What you should do: Copy each line that holds "title".

Extracted information:
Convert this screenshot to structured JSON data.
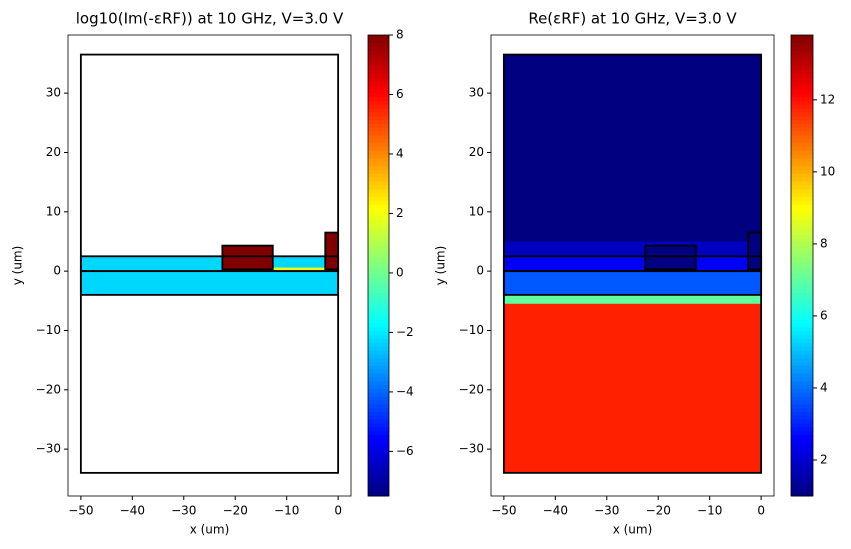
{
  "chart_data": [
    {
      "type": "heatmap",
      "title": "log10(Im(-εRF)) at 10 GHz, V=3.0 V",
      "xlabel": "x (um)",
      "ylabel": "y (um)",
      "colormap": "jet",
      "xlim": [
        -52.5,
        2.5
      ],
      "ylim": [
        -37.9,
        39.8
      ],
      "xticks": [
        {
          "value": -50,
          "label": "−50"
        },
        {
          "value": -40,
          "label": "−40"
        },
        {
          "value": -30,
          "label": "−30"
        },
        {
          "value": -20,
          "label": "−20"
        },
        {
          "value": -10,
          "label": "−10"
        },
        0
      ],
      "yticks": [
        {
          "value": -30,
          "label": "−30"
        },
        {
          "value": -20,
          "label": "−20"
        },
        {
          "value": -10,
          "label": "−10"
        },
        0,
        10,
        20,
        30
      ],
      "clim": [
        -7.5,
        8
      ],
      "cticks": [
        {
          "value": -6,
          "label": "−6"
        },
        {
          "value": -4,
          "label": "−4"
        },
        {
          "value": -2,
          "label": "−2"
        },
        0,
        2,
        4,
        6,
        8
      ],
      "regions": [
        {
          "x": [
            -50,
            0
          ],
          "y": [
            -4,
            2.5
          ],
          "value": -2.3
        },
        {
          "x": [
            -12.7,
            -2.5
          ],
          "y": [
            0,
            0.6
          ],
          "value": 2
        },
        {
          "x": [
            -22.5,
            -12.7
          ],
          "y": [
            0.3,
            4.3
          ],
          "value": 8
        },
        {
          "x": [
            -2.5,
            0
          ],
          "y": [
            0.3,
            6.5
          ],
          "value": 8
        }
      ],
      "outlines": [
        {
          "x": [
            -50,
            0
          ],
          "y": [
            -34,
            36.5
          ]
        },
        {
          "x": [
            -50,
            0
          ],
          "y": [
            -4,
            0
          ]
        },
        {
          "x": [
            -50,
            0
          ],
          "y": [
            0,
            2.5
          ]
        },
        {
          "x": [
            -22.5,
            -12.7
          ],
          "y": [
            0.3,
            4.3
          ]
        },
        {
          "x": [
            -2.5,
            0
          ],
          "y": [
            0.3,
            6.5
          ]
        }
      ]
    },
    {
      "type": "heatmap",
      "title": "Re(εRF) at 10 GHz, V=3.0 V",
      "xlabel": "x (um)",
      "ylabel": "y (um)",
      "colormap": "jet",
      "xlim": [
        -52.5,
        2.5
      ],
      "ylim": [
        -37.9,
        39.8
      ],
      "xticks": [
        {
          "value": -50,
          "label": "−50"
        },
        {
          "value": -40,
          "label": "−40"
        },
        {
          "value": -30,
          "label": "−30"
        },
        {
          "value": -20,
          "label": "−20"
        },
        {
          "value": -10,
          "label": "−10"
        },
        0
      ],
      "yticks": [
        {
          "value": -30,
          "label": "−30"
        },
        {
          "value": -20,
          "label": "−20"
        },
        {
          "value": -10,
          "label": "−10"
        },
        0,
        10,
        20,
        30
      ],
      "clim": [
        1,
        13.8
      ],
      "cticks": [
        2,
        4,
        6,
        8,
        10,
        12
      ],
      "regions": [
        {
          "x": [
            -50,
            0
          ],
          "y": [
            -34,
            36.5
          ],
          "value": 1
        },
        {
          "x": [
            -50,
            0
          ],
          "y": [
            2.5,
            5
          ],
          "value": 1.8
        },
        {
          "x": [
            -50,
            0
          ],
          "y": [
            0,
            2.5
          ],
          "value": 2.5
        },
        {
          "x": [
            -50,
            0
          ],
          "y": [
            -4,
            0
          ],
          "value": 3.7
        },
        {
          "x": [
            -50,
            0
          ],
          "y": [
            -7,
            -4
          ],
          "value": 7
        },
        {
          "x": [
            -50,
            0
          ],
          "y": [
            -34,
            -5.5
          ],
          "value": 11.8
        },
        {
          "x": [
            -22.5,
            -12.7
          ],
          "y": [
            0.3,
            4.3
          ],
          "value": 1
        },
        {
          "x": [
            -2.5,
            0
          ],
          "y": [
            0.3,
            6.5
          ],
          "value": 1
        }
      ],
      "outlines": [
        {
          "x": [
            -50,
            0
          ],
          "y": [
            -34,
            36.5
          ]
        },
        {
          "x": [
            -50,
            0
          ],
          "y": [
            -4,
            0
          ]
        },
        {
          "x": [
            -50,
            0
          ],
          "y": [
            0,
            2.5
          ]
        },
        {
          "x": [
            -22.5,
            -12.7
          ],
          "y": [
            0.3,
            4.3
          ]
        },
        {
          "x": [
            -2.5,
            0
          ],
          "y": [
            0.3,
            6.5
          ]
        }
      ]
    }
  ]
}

==

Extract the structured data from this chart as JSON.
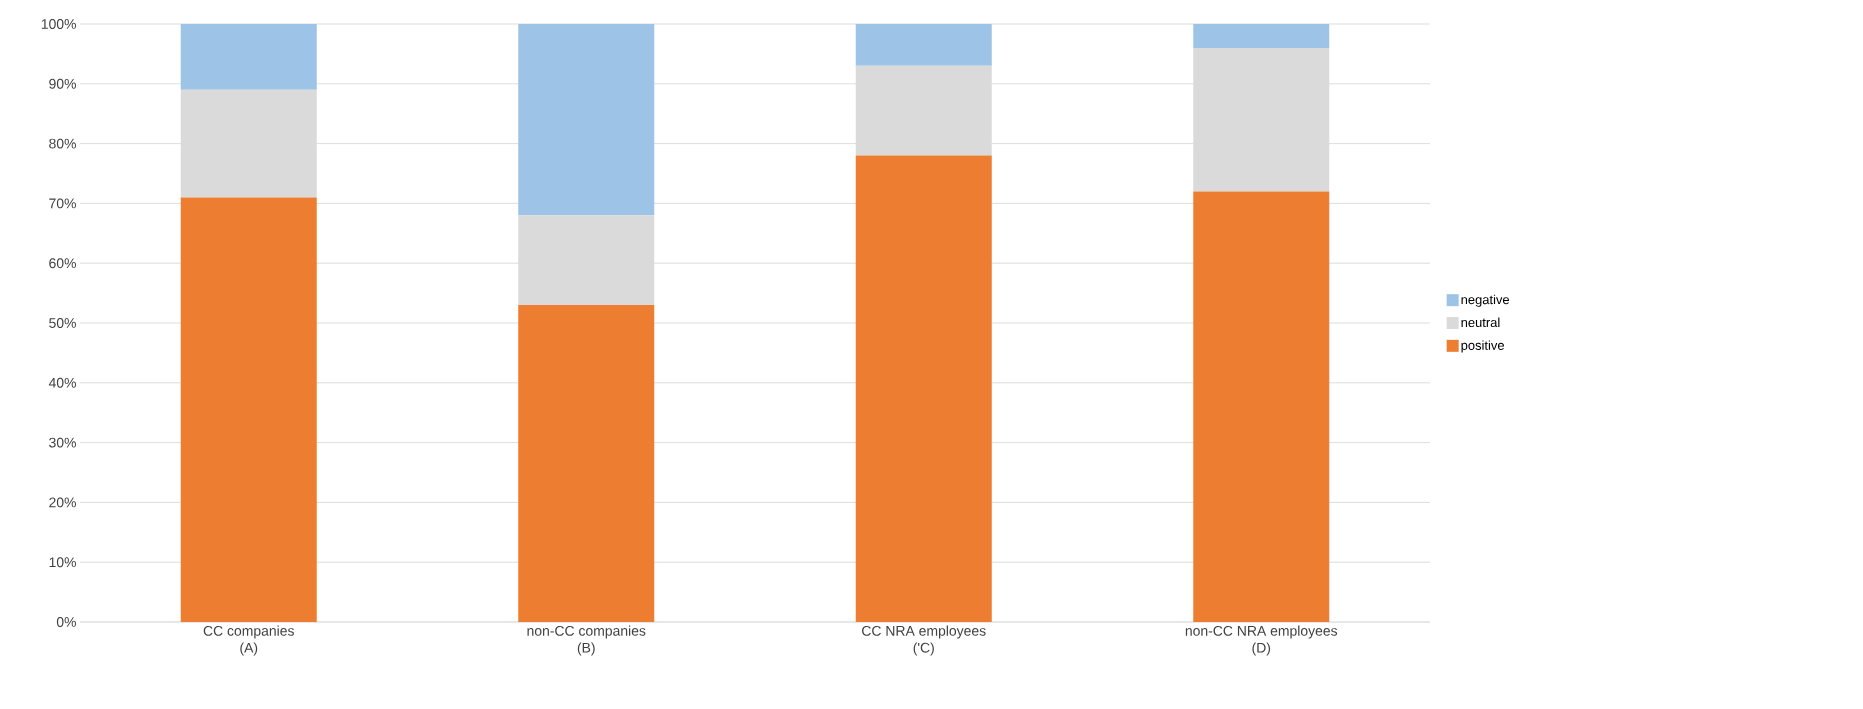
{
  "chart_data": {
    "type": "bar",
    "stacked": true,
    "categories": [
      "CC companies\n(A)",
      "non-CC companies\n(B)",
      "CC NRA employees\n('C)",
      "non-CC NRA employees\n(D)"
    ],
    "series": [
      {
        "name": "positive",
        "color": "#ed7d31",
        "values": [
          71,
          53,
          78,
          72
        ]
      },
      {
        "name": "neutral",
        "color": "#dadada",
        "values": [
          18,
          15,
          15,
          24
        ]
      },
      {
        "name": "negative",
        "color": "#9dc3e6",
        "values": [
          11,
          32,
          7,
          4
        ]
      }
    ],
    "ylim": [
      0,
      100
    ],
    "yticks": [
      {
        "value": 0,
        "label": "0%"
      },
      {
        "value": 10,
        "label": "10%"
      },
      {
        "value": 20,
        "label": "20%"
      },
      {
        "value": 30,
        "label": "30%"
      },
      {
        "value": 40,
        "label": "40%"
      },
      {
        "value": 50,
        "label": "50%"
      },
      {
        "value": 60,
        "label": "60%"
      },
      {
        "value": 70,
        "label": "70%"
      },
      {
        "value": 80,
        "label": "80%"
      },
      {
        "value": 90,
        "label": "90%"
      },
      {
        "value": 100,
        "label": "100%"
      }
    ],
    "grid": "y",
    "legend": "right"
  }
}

...

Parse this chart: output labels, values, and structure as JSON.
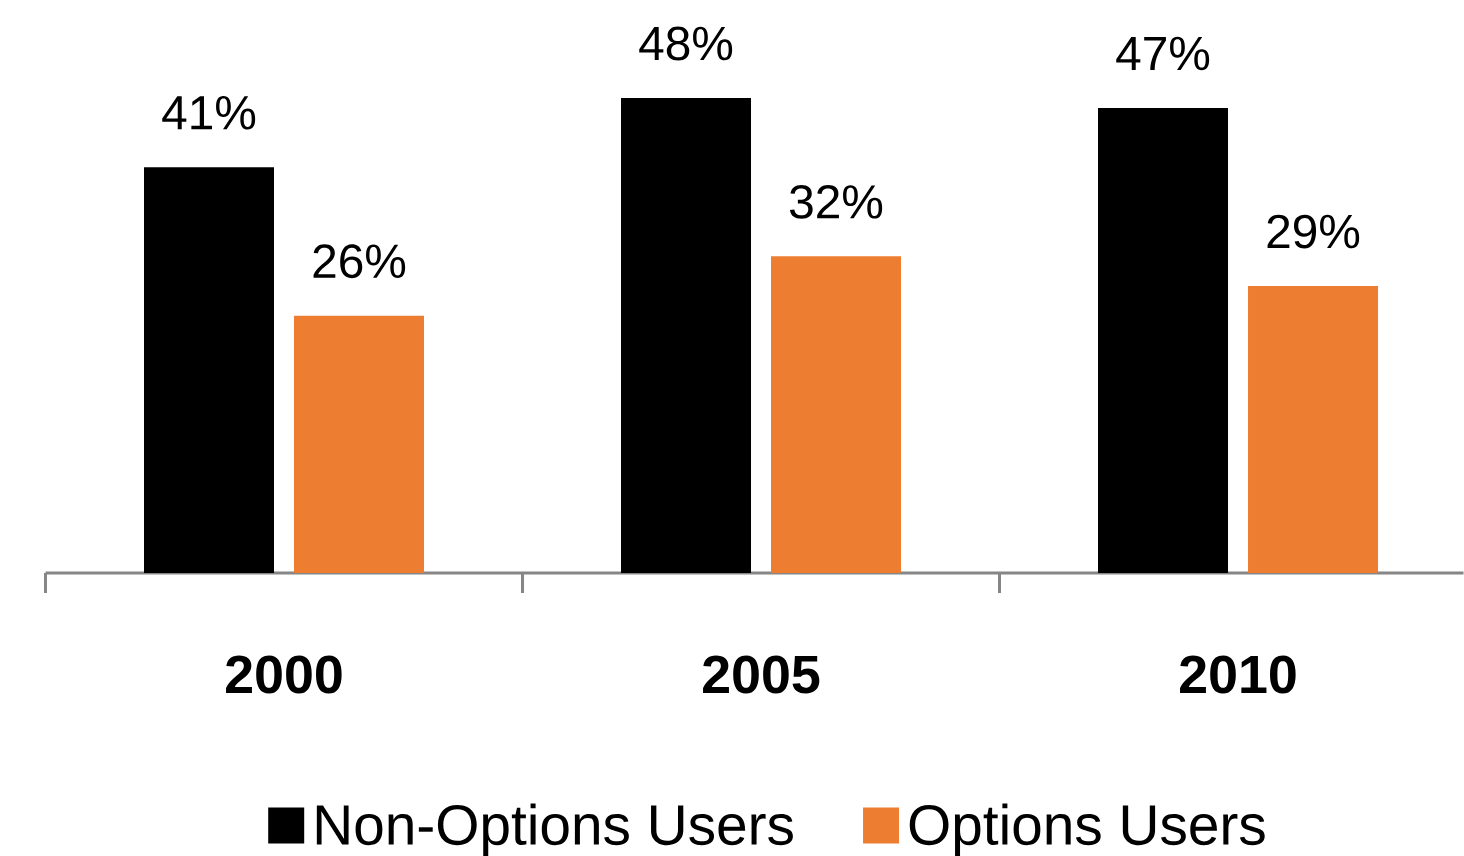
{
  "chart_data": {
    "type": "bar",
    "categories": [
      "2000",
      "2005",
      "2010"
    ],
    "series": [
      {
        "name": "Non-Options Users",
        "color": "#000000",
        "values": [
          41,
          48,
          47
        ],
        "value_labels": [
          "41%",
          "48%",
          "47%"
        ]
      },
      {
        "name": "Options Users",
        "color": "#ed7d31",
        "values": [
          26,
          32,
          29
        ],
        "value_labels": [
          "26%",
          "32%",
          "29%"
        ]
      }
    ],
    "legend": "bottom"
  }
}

Solution to the exercise:
      "title": "log10(Im(-εRF)) at 10 GHz, V=3.0 V",
      "title": "Re(εRF) at 10 GHz, V=3.0 V",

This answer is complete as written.